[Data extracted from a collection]
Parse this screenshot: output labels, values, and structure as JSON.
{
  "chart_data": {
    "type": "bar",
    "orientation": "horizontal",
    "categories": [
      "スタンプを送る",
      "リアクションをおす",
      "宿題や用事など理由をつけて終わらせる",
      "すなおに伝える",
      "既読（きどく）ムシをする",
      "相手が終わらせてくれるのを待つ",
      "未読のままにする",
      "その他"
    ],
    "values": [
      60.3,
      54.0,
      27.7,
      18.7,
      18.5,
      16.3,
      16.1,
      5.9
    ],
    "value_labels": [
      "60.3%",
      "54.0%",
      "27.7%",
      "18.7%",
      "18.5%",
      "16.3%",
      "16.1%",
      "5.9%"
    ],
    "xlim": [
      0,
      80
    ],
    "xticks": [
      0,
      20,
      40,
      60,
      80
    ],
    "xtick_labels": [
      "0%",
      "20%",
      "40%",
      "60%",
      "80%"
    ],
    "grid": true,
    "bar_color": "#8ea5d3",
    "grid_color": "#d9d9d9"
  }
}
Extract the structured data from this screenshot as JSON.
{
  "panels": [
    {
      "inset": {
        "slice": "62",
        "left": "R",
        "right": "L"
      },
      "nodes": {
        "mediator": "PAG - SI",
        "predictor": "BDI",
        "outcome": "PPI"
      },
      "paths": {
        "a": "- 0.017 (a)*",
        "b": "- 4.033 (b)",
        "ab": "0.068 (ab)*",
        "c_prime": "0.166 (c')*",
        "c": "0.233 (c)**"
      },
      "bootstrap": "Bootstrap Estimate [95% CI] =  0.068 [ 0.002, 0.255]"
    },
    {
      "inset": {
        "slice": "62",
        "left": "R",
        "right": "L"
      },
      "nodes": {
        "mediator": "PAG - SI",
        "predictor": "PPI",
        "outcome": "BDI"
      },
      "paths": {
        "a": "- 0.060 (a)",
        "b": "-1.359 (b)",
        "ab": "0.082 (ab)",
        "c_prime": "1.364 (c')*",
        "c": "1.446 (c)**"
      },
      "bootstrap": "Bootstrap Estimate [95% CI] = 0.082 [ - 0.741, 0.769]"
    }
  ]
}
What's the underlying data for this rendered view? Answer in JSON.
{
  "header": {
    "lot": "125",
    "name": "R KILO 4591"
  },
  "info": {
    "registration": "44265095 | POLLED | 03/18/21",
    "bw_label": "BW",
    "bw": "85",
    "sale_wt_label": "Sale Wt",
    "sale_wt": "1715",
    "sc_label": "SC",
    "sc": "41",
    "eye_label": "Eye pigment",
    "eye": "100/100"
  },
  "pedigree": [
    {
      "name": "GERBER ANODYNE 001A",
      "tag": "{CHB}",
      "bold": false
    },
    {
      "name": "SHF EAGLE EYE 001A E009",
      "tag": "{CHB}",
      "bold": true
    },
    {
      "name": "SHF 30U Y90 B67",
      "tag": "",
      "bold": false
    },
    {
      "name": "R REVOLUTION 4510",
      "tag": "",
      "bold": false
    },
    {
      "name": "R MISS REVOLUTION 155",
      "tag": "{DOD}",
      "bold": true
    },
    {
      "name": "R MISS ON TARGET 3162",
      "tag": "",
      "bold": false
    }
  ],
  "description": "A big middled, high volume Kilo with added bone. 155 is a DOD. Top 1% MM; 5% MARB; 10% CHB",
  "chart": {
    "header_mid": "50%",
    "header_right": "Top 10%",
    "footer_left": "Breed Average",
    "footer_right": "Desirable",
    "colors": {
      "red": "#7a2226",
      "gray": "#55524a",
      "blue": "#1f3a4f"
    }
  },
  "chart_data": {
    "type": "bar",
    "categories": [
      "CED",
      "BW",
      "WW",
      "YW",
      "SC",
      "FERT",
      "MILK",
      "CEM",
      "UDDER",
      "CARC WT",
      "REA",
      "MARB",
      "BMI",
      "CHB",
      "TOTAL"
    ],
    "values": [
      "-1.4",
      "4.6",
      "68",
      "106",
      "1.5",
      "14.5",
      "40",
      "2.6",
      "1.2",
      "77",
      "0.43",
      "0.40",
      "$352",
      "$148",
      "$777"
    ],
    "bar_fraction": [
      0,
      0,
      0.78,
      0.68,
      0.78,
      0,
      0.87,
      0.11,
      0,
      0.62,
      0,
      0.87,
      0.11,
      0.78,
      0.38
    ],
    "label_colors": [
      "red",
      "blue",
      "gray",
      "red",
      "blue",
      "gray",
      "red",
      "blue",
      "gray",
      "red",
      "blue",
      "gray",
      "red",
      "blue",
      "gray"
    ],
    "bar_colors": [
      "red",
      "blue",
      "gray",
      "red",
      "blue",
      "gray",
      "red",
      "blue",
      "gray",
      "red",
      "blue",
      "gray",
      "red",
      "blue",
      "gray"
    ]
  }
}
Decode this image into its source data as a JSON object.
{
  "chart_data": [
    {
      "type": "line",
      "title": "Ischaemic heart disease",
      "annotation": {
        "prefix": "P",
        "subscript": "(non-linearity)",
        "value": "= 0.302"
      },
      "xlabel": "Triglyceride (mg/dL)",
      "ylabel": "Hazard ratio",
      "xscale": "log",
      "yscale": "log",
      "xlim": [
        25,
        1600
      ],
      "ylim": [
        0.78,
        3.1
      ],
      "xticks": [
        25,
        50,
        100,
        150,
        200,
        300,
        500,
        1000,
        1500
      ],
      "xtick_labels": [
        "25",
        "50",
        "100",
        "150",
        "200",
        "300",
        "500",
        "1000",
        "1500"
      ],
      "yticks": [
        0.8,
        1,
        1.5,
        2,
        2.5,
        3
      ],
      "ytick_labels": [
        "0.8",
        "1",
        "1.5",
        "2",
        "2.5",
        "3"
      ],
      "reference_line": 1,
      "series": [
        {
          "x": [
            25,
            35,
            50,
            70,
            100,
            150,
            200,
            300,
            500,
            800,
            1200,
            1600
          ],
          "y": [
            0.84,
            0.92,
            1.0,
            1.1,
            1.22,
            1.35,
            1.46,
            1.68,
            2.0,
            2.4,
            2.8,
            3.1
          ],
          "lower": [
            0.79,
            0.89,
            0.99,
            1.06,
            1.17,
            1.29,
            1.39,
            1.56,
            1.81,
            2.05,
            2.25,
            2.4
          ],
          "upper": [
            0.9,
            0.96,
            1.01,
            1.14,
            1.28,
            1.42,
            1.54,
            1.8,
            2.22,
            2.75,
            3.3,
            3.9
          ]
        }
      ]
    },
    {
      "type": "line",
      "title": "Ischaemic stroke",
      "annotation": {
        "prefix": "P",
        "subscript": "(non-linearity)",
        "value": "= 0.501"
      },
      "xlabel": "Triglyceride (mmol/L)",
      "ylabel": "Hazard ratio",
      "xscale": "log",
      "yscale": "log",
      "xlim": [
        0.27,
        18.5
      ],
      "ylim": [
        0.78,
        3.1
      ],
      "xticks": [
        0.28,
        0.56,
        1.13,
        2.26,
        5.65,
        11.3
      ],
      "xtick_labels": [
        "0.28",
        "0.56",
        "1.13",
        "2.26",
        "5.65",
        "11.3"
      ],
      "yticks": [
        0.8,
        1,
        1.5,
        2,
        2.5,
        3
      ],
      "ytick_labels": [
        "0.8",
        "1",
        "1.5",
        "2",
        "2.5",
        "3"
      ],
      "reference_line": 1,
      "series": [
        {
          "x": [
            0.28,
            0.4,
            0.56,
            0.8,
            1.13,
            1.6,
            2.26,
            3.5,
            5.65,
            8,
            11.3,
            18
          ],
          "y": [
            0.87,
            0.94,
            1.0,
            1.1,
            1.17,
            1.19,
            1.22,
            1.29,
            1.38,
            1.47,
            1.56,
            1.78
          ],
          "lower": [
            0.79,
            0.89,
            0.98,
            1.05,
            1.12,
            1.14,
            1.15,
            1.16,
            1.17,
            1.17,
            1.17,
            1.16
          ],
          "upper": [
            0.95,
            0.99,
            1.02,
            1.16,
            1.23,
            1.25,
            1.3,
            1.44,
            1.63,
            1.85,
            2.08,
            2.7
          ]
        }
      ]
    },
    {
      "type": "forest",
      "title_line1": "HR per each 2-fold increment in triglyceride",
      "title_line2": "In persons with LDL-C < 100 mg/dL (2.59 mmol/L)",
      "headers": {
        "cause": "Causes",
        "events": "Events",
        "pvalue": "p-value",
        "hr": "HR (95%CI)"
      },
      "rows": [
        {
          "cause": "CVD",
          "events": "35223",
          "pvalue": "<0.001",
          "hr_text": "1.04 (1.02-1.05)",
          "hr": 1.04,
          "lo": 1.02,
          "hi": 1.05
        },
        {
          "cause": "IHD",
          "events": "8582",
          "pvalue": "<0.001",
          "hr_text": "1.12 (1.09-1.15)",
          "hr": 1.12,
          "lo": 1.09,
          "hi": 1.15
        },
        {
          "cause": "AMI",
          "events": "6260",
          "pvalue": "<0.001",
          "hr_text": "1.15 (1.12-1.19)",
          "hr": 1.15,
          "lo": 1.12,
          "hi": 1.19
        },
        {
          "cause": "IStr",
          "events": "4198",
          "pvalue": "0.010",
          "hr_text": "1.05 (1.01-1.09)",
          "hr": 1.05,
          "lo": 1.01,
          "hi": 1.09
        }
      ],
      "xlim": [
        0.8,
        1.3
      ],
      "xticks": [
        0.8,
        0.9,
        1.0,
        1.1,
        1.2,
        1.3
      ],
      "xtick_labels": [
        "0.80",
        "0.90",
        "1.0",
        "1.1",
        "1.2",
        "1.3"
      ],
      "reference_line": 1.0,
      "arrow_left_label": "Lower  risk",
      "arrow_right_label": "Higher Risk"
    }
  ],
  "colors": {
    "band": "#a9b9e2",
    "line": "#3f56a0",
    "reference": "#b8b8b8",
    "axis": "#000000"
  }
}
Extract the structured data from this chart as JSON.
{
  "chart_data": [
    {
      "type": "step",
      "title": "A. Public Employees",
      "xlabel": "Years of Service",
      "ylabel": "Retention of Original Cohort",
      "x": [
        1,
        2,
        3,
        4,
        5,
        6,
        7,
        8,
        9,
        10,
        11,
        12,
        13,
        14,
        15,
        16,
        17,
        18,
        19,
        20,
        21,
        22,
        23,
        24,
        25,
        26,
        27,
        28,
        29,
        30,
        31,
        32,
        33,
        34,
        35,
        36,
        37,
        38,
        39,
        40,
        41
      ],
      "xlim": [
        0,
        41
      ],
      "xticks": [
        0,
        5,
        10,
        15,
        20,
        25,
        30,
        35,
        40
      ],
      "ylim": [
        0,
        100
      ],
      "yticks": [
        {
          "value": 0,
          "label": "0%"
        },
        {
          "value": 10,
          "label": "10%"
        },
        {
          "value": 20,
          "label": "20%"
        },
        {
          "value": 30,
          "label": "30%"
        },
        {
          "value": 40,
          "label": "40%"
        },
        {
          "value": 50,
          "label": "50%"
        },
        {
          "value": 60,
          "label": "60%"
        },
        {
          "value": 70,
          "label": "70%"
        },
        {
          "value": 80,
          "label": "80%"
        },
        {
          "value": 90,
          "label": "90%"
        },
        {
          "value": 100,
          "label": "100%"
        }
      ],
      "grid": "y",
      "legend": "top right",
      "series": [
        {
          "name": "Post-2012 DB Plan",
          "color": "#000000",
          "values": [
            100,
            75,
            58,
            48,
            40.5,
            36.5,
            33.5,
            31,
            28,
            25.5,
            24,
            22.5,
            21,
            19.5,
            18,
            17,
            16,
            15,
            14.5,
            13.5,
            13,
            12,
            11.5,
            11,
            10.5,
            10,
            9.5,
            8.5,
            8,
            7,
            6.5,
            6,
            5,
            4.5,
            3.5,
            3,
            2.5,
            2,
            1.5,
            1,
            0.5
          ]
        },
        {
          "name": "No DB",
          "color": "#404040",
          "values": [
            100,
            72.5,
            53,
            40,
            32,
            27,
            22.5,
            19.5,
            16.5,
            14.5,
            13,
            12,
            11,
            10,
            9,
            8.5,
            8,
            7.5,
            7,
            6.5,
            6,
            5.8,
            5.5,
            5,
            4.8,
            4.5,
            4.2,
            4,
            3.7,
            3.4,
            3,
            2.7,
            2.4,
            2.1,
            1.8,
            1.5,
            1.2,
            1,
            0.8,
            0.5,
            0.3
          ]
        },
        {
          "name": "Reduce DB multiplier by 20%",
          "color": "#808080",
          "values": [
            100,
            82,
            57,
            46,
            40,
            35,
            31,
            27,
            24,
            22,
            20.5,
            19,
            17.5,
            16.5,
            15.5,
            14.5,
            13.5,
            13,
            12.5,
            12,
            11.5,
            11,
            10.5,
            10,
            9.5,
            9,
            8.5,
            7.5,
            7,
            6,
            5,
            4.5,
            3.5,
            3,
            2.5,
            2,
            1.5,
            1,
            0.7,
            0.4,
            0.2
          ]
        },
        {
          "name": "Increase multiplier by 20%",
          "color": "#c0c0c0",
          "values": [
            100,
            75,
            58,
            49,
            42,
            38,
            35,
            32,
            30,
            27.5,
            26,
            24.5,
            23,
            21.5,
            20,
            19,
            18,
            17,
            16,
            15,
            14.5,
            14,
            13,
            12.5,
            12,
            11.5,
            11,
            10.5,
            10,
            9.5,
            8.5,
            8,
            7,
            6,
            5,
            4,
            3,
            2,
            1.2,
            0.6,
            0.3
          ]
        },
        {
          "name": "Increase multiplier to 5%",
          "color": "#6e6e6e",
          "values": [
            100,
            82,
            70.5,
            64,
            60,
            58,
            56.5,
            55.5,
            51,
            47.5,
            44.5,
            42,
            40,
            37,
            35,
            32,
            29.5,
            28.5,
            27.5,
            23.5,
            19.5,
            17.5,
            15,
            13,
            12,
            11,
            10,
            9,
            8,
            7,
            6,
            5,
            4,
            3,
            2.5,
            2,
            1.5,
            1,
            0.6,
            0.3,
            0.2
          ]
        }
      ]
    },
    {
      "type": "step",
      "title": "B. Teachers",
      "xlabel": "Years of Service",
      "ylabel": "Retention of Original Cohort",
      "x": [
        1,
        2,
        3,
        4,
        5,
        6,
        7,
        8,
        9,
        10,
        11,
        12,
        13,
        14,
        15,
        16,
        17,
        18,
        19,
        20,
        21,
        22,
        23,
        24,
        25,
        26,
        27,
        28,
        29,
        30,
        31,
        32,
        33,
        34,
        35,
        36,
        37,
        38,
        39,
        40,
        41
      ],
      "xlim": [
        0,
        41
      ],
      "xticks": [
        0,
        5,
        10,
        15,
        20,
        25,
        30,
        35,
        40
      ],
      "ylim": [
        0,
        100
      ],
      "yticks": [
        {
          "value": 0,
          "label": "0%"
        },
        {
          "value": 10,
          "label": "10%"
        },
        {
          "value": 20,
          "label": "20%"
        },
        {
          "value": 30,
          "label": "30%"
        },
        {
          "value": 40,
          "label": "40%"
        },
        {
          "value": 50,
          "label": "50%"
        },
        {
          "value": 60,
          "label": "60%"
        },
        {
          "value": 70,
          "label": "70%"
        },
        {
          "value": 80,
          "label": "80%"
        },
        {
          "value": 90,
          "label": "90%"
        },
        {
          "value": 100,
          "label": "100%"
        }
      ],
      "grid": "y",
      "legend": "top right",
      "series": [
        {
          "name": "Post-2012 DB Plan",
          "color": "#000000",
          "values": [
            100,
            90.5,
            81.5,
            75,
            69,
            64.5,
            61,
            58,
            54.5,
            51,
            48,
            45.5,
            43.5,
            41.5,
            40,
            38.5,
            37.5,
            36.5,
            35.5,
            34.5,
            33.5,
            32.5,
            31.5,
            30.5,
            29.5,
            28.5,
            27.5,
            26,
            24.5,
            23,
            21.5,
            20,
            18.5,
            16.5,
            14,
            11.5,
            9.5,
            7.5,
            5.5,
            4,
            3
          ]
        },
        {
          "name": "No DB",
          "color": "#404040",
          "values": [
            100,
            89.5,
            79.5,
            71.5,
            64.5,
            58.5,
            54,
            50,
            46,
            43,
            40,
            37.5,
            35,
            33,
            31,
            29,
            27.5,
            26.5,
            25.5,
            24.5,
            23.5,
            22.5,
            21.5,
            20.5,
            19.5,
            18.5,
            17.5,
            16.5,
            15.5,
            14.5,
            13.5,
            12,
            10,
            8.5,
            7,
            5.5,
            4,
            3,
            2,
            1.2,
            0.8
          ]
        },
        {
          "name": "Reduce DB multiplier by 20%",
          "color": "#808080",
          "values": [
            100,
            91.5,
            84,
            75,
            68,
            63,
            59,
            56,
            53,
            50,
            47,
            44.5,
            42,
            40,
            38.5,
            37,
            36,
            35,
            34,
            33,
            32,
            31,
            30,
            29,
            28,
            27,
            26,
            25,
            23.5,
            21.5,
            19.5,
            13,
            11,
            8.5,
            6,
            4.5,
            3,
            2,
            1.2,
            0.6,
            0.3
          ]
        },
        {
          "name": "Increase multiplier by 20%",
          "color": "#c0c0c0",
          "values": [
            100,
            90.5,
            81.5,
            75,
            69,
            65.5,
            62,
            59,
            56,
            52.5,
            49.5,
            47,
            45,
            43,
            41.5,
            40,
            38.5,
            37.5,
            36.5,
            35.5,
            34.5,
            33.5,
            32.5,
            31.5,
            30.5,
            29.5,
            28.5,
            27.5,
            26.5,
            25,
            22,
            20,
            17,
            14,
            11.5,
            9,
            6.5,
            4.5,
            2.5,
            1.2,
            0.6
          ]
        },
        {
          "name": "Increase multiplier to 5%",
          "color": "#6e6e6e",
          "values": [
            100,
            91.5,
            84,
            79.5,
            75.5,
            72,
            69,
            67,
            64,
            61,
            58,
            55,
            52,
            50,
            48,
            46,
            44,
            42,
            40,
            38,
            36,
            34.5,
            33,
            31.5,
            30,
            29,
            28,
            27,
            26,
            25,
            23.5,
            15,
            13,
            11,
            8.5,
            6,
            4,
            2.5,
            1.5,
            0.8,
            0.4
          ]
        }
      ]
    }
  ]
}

→ TO BE DONE
Filter the records above for lines containing the word "MISS", and copy those lines.

→ RESULT FOR THIS TASK
      "name": "R MISS REVOLUTION 155",
      "name": "R MISS ON TARGET 3162",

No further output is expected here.